## Your instructions:
Reproduce the records below verbatim, line for line, omitting the pictures from your answer.

## start Source records

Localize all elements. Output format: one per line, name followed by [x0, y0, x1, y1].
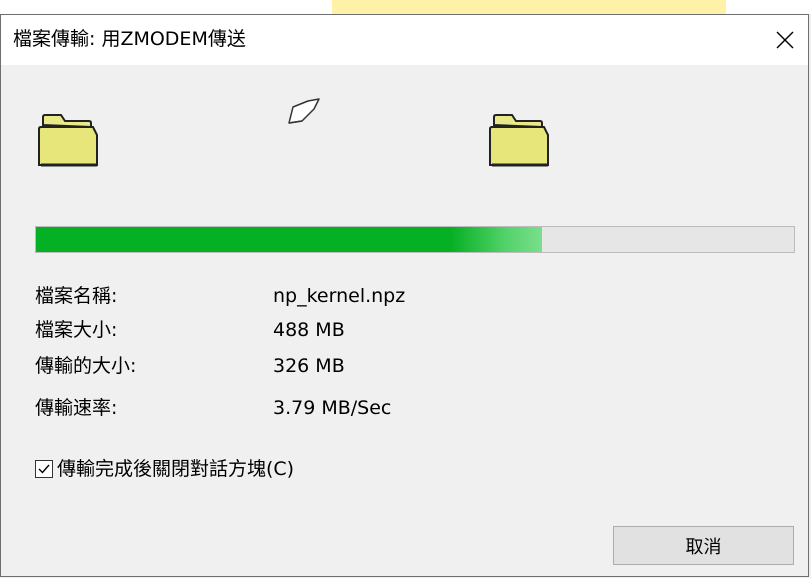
- filename-value: np_kernel.npz: [273, 285, 406, 307]
- close-button[interactable]: [762, 15, 808, 65]
- close-on-complete-option[interactable]: 傳輸完成後關閉對話方塊(C): [35, 454, 294, 484]
- destination-folder-icon: [489, 114, 549, 167]
- cancel-button[interactable]: 取消: [613, 526, 794, 565]
- filename-label: 檔案名稱:: [35, 285, 118, 307]
- close-icon: [776, 31, 794, 49]
- file-transfer-dialog: 檔案傳輸: 用ZMODEM傳送 檔案名稱: np_kernel.npz 檔案大小…: [0, 14, 809, 577]
- transferred-value: 326 MB: [273, 355, 345, 377]
- source-folder-icon: [38, 114, 98, 167]
- paper-icon: [288, 98, 320, 124]
- close-on-complete-checkbox[interactable]: [35, 460, 53, 478]
- filesize-label: 檔案大小:: [35, 319, 118, 341]
- rate-value: 3.79 MB/Sec: [273, 397, 392, 419]
- rate-label: 傳輸速率:: [35, 397, 118, 419]
- checkmark-icon: [38, 464, 50, 474]
- title-bar: 檔案傳輸: 用ZMODEM傳送: [1, 15, 808, 65]
- filesize-value: 488 MB: [273, 319, 345, 341]
- transferred-label: 傳輸的大小:: [35, 355, 137, 377]
- background-highlight: [332, 0, 726, 14]
- close-on-complete-label: 傳輸完成後關閉對話方塊(C): [57, 458, 295, 480]
- transfer-progress-bar: [35, 226, 795, 253]
- progress-fill: [36, 227, 543, 252]
- dialog-title: 檔案傳輸: 用ZMODEM傳送: [13, 28, 246, 50]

## end Source records

## Task solution:
Localize all elements. Output format: one per line, name followed by [x0, y0, x1, y1].
- filename-value: np_kernel.npz: [273, 285, 406, 307]
- close-button[interactable]: [762, 15, 808, 65]
- close-on-complete-option[interactable]: 傳輸完成後關閉對話方塊(C): [35, 454, 294, 484]
- destination-folder-icon: [489, 114, 549, 167]
- cancel-button[interactable]: 取消: [613, 526, 794, 565]
- filename-label: 檔案名稱:: [35, 285, 118, 307]
- close-icon: [776, 31, 794, 49]
- file-transfer-dialog: 檔案傳輸: 用ZMODEM傳送 檔案名稱: np_kernel.npz 檔案大小…: [0, 14, 809, 577]
- transferred-value: 326 MB: [273, 355, 345, 377]
- source-folder-icon: [38, 114, 98, 167]
- paper-icon: [288, 98, 320, 124]
- close-on-complete-checkbox[interactable]: [35, 460, 53, 478]
- filesize-label: 檔案大小:: [35, 319, 118, 341]
- rate-value: 3.79 MB/Sec: [273, 397, 392, 419]
- rate-label: 傳輸速率:: [35, 397, 118, 419]
- checkmark-icon: [38, 464, 50, 474]
- title-bar: 檔案傳輸: 用ZMODEM傳送: [1, 15, 808, 65]
- filesize-value: 488 MB: [273, 319, 345, 341]
- transferred-label: 傳輸的大小:: [35, 355, 137, 377]
- background-highlight: [332, 0, 726, 14]
- close-on-complete-label: 傳輸完成後關閉對話方塊(C): [57, 458, 295, 480]
- transfer-progress-bar: [35, 226, 795, 253]
- progress-fill: [36, 227, 543, 252]
- dialog-title: 檔案傳輸: 用ZMODEM傳送: [13, 28, 246, 50]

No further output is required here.